---------- Extracted data ----------

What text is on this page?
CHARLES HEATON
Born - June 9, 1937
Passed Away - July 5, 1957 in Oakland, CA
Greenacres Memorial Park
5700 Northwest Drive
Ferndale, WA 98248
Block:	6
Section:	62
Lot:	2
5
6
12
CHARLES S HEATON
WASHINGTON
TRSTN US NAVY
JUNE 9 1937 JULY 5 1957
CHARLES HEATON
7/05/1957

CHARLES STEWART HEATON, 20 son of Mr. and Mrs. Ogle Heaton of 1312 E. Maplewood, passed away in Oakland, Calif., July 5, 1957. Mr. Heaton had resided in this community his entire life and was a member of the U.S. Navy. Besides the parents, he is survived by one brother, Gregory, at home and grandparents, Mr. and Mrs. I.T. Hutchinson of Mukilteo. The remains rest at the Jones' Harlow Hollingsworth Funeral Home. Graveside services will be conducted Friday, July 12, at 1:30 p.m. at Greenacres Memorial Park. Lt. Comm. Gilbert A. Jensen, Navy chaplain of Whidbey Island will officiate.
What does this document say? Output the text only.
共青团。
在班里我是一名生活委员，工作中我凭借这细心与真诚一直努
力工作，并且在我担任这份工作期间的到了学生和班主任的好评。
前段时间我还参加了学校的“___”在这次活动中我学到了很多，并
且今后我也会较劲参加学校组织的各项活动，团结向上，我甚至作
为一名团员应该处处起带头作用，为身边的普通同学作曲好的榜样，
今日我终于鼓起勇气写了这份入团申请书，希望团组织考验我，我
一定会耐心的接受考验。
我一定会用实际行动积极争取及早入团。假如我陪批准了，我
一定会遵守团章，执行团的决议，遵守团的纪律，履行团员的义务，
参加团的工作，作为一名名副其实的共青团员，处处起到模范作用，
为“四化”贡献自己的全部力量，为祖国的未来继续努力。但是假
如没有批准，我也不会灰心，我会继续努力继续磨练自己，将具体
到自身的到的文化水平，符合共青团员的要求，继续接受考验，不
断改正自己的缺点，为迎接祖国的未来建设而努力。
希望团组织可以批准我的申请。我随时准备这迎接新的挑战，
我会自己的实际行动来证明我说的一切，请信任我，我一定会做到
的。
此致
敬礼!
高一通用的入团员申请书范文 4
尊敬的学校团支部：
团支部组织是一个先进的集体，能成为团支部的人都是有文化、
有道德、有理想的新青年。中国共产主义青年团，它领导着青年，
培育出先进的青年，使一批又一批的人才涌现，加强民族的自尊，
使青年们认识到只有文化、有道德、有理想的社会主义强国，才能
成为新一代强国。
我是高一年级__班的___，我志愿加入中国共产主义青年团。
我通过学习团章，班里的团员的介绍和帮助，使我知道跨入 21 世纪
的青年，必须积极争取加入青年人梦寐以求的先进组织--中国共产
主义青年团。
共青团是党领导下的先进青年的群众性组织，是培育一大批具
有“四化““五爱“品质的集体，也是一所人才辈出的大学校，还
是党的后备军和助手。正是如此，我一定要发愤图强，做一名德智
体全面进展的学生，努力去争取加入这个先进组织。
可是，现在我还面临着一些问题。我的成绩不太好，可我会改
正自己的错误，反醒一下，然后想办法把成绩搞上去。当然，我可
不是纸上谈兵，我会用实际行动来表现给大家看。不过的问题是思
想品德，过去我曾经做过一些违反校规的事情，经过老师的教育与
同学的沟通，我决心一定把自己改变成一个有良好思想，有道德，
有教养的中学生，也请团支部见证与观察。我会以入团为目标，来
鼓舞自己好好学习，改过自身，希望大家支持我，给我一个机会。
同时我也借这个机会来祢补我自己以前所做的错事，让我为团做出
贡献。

----------

The answer consists only of the lines from the one containing "What does this" to the end of the records, each written out exactly.

In response:
What does this document say? Output the text only.
共青团。
在班里我是一名生活委员，工作中我凭借这细心与真诚一直努
力工作，并且在我担任这份工作期间的到了学生和班主任的好评。
前段时间我还参加了学校的“___”在这次活动中我学到了很多，并
且今后我也会较劲参加学校组织的各项活动，团结向上，我甚至作
为一名团员应该处处起带头作用，为身边的普通同学作曲好的榜样，
今日我终于鼓起勇气写了这份入团申请书，希望团组织考验我，我
一定会耐心的接受考验。
我一定会用实际行动积极争取及早入团。假如我陪批准了，我
一定会遵守团章，执行团的决议，遵守团的纪律，履行团员的义务，
参加团的工作，作为一名名副其实的共青团员，处处起到模范作用，
为“四化”贡献自己的全部力量，为祖国的未来继续努力。但是假
如没有批准，我也不会灰心，我会继续努力继续磨练自己，将具体
到自身的到的文化水平，符合共青团员的要求，继续接受考验，不
断改正自己的缺点，为迎接祖国的未来建设而努力。
希望团组织可以批准我的申请。我随时准备这迎接新的挑战，
我会自己的实际行动来证明我说的一切，请信任我，我一定会做到
的。
此致
敬礼!
高一通用的入团员申请书范文 4
尊敬的学校团支部：
团支部组织是一个先进的集体，能成为团支部的人都是有文化、
有道德、有理想的新青年。中国共产主义青年团，它领导着青年，
培育出先进的青年，使一批又一批的人才涌现，加强民族的自尊，
使青年们认识到只有文化、有道德、有理想的社会主义强国，才能
成为新一代强国。
我是高一年级__班的___，我志愿加入中国共产主义青年团。
我通过学习团章，班里的团员的介绍和帮助，使我知道跨入 21 世纪
的青年，必须积极争取加入青年人梦寐以求的先进组织--中国共产
主义青年团。
共青团是党领导下的先进青年的群众性组织，是培育一大批具
有“四化““五爱“品质的集体，也是一所人才辈出的大学校，还
是党的后备军和助手。正是如此，我一定要发愤图强，做一名德智
体全面进展的学生，努力去争取加入这个先进组织。
可是，现在我还面临着一些问题。我的成绩不太好，可我会改
正自己的错误，反醒一下，然后想办法把成绩搞上去。当然，我可
不是纸上谈兵，我会用实际行动来表现给大家看。不过的问题是思
想品德，过去我曾经做过一些违反校规的事情，经过老师的教育与
同学的沟通，我决心一定把自己改变成一个有良好思想，有道德，
有教养的中学生，也请团支部见证与观察。我会以入团为目标，来
鼓舞自己好好学习，改过自身，希望大家支持我，给我一个机会。
同时我也借这个机会来祢补我自己以前所做的错事，让我为团做出
贡献。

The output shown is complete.